(Dataset entries)
•••

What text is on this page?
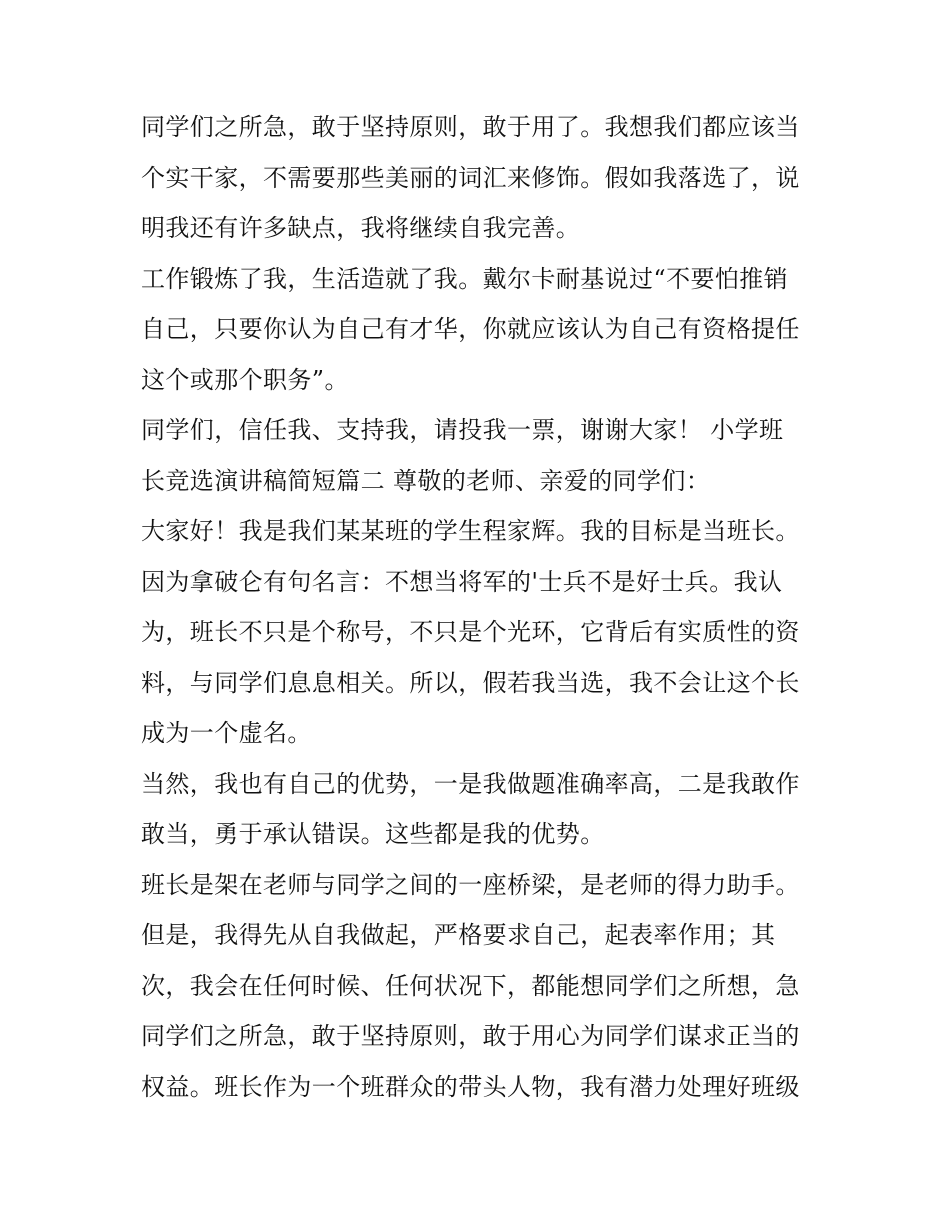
同学们之所急，敢于坚持原则，敢于用了。我想我们都应该当
个实干家，不需要那些美丽的词汇来修饰。假如我落选了，说
明我还有许多缺点，我将继续自我完善。
工作锻炼了我，生活造就了我。戴尔卡耐基说过“不要怕推销
自己，只要你认为自己有才华，你就应该认为自己有资格提任
这个或那个职务”。
同学们，信任我、支持我，请投我一票，谢谢大家！ 小学班
长竞选演讲稿简短篇二 尊敬的老师、亲爱的同学们：
大家好！我是我们某某班的学生程家辉。我的目标是当班长。
因为拿破仑有句名言：不想当将军的'士兵不是好士兵。我认
为，班长不只是个称号，不只是个光环，它背后有实质性的资
料，与同学们息息相关。所以，假若我当选，我不会让这个长
成为一个虚名。
当然，我也有自己的优势，一是我做题准确率高，二是我敢作
敢当，勇于承认错误。这些都是我的优势。
班长是架在老师与同学之间的一座桥梁，是老师的得力助手。
但是，我得先从自我做起，严格要求自己，起表率作用；其
次，我会在任何时候、任何状况下，都能想同学们之所想，急
同学们之所急，敢于坚持原则，敢于用心为同学们谋求正当的
权益。班长作为一个班群众的带头人物，我有潜力处理好班级
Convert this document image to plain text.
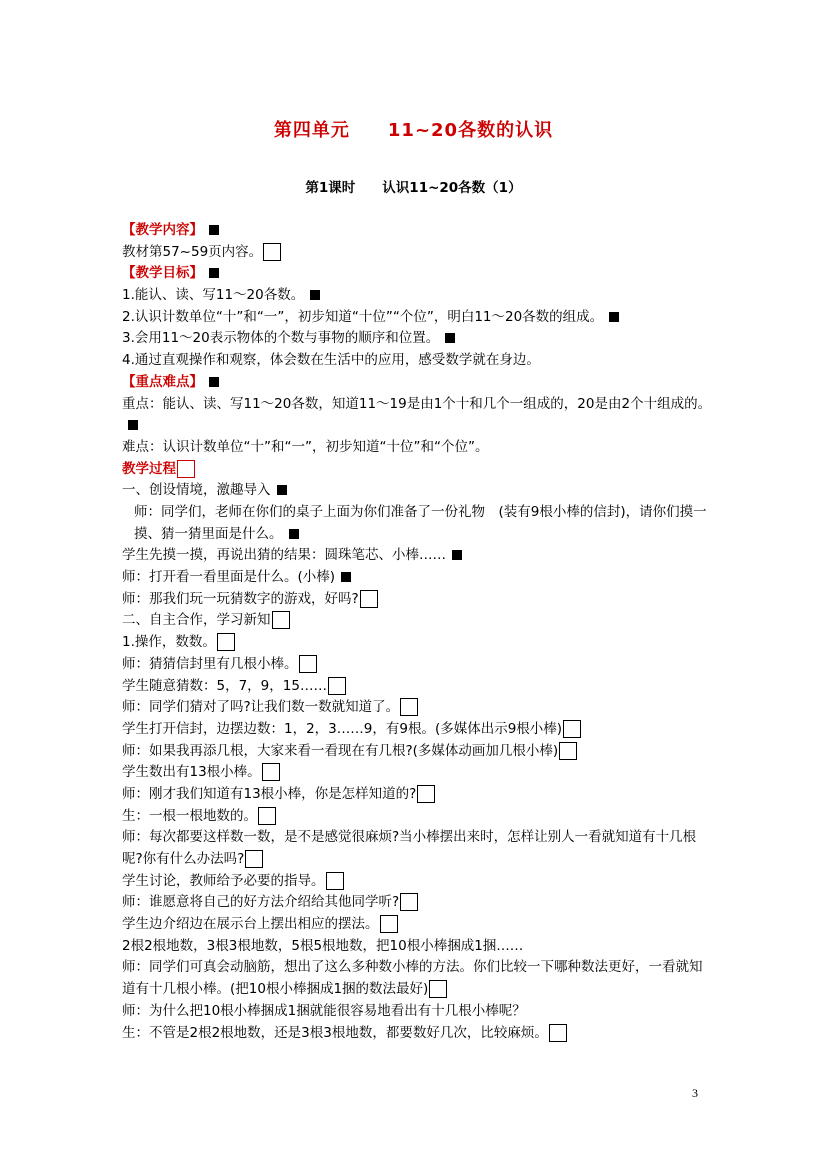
第四单元　　11~20各数的认识
第1课时　　认识11~20各数（1）
【教学内容】
教材第57~59页内容。
【教学目标】
1.能认、读、写11～20各数。
2.认识计数单位“十”和“一”，初步知道“十位”“个位”，明白11～20各数的组成。
3.会用11～20表示物体的个数与事物的顺序和位置。
4.通过直观操作和观察，体会数在生活中的应用，感受数学就在身边。
【重点难点】
重点：能认、读、写11～20各数，知道11～19是由1个十和几个一组成的，20是由2个十组成的。
难点：认识计数单位“十”和“一”，初步知道“十位”和“个位”。
教学过程
一、创设情境，激趣导入
师：同学们，老师在你们的桌子上面为你们准备了一份礼物　(装有9根小棒的信封)，请你们摸一摸、猜一猜里面是什么。
学生先摸一摸，再说出猜的结果：圆珠笔芯、小棒……
师：打开看一看里面是什么。(小棒)
师：那我们玩一玩猜数字的游戏，好吗?
二、自主合作，学习新知
1.操作，数数。
师：猜猜信封里有几根小棒。
学生随意猜数：5，7，9，15……
师：同学们猜对了吗?让我们数一数就知道了。
学生打开信封，边摆边数：1，2，3……9，有9根。(多媒体出示9根小棒)
师：如果我再添几根，大家来看一看现在有几根?(多媒体动画加几根小棒)
学生数出有13根小棒。
师：刚才我们知道有13根小棒，你是怎样知道的?
生：一根一根地数的。
师：每次都要这样数一数，是不是感觉很麻烦?当小棒摆出来时，怎样让别人一看就知道有十几根呢?你有什么办法吗?
学生讨论，教师给予必要的指导。
师：谁愿意将自己的好方法介绍给其他同学听?
学生边介绍边在展示台上摆出相应的摆法。
2根2根地数，3根3根地数，5根5根地数，把10根小棒捆成1捆……
师：同学们可真会动脑筋，想出了这么多种数小棒的方法。你们比较一下哪种数法更好，一看就知道有十几根小棒。(把10根小棒捆成1捆的数法最好)
师：为什么把10根小棒捆成1捆就能很容易地看出有十几根小棒呢？
生：不管是2根2根地数，还是3根3根地数，都要数好几次，比较麻烦。
3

•••

**GIVEN EXERCISE**.
Each line from the one containing "Convert this document image to plain text." through the last line of the listing is to be given again exactly, with no pictures and no other lines.

**THE OUTPUT**.
Convert this document image to plain text.
第四单元　　11~20各数的认识
第1课时　　认识11~20各数（1）
【教学内容】
教材第57~59页内容。
【教学目标】
1.能认、读、写11～20各数。
2.认识计数单位“十”和“一”，初步知道“十位”“个位”，明白11～20各数的组成。
3.会用11～20表示物体的个数与事物的顺序和位置。
4.通过直观操作和观察，体会数在生活中的应用，感受数学就在身边。
【重点难点】
重点：能认、读、写11～20各数，知道11～19是由1个十和几个一组成的，20是由2个十组成的。
难点：认识计数单位“十”和“一”，初步知道“十位”和“个位”。
教学过程
一、创设情境，激趣导入
师：同学们，老师在你们的桌子上面为你们准备了一份礼物　(装有9根小棒的信封)，请你们摸一摸、猜一猜里面是什么。
学生先摸一摸，再说出猜的结果：圆珠笔芯、小棒……
师：打开看一看里面是什么。(小棒)
师：那我们玩一玩猜数字的游戏，好吗?
二、自主合作，学习新知
1.操作，数数。
师：猜猜信封里有几根小棒。
学生随意猜数：5，7，9，15……
师：同学们猜对了吗?让我们数一数就知道了。
学生打开信封，边摆边数：1，2，3……9，有9根。(多媒体出示9根小棒)
师：如果我再添几根，大家来看一看现在有几根?(多媒体动画加几根小棒)
学生数出有13根小棒。
师：刚才我们知道有13根小棒，你是怎样知道的?
生：一根一根地数的。
师：每次都要这样数一数，是不是感觉很麻烦?当小棒摆出来时，怎样让别人一看就知道有十几根呢?你有什么办法吗?
学生讨论，教师给予必要的指导。
师：谁愿意将自己的好方法介绍给其他同学听?
学生边介绍边在展示台上摆出相应的摆法。
2根2根地数，3根3根地数，5根5根地数，把10根小棒捆成1捆……
师：同学们可真会动脑筋，想出了这么多种数小棒的方法。你们比较一下哪种数法更好，一看就知道有十几根小棒。(把10根小棒捆成1捆的数法最好)
师：为什么把10根小棒捆成1捆就能很容易地看出有十几根小棒呢？
生：不管是2根2根地数，还是3根3根地数，都要数好几次，比较麻烦。
3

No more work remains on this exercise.